◆ **EXTRACT PROVIDED**:
'''
So I really like our last reading assignment. It discussed participant observation, and although the writing was a bit exhaustive about how to do it, what to pay attention to, and how to think about the situations that you are placed in, I think I'm getting used to these sorts of texts, because I still really liked it.

And just a side note her, but I'm pretty sure that people who do participant observation studies for a living all put "Invisibility Cloak" on their Christmas lists as kids. To be sure, turning invisible would be the most convenient thing in the world when you're observing a certain situation. I went to a play at the Hale Center Theatre for my participant observation experience, and it there were multiple times when I wished I could leave my seat to observe from a different angle. I'm sure all anthropologists feel the same way. At the same time, it's hard not to feel a little uncomfortable about the idea of doing similar studies while I'm in London. I go with the hope that I will be able to make friends with most Londoners, and here we are learning how to sit and observe them. It's like London is this giant glass habitat that I'm going to go visit so I can observe all the insects...erm...people that live there. How would I like it if people visited Provo to do the same thing to us? There they'd be, those foreign chinese students, staking out a spot on the hill behind the Maeser building with their binoculars, observing us as we leave the testing center...it would be pretty weird.
'''
◆ **TASK LIST**:
a - Extract the part of the post on participant observation that opens with the words containing "So I really" and closes with "really liked it.", copying it word for word.
b - Write the next few sentences of the post on participant observation, picking up after its final sentence.

◆ **INFORMATION GIVEN**:
'''
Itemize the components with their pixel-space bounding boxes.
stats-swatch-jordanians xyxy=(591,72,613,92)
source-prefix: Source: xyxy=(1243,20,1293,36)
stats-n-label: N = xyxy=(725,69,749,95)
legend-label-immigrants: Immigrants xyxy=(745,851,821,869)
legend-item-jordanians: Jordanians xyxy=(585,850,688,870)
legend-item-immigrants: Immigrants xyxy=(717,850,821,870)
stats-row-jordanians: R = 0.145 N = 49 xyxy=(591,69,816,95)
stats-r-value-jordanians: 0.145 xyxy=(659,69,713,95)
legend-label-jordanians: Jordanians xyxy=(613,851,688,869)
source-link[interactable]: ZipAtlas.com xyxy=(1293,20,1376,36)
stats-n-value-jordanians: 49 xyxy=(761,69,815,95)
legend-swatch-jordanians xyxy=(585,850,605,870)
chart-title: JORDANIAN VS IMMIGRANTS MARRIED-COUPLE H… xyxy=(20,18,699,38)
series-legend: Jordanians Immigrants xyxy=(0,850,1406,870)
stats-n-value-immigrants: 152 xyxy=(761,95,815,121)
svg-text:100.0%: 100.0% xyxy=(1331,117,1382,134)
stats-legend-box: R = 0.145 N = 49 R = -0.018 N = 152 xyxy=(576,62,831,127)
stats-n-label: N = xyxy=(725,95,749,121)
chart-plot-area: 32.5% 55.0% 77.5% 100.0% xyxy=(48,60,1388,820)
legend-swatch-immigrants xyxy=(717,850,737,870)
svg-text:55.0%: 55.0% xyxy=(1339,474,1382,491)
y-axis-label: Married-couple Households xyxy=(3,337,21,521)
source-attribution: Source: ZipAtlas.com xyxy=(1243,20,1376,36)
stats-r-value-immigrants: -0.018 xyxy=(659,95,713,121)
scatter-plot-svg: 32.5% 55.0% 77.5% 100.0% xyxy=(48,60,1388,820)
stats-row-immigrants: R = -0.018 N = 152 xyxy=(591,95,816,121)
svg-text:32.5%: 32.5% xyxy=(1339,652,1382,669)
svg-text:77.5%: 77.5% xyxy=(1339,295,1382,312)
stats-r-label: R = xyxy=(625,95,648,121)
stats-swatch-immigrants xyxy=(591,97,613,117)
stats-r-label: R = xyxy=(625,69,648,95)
'''
◆ **RESPONSES IN ORDER**:
a -
So I really like our last reading assignment. It discussed participant observation, and although the writing was a bit exhaustive about how to do it, what to pay attention to, and how to think about the situations that you are placed in, I think I'm getting used to these sorts of texts, because I still really liked it.

b -
Then again, there's simply no way one can learn about how other people and cultures and organizations work without actually being there. If you go be a part of something, you'll know how it works a million times better than if you had just read or heard about it. Since I'm going to be studying religion, I'm probably going to be staking out cathedrals and churches a few times, just to notice what people do when they're inside. Participant observation in this sense will be pretty uninvolved, but spending a few hours at different times during the week inside churches in England might give me a good idea about what motivates people to go to church and what they do when they go. Sigh...still, it would be a lot less awkward if I had an invisibility cloak.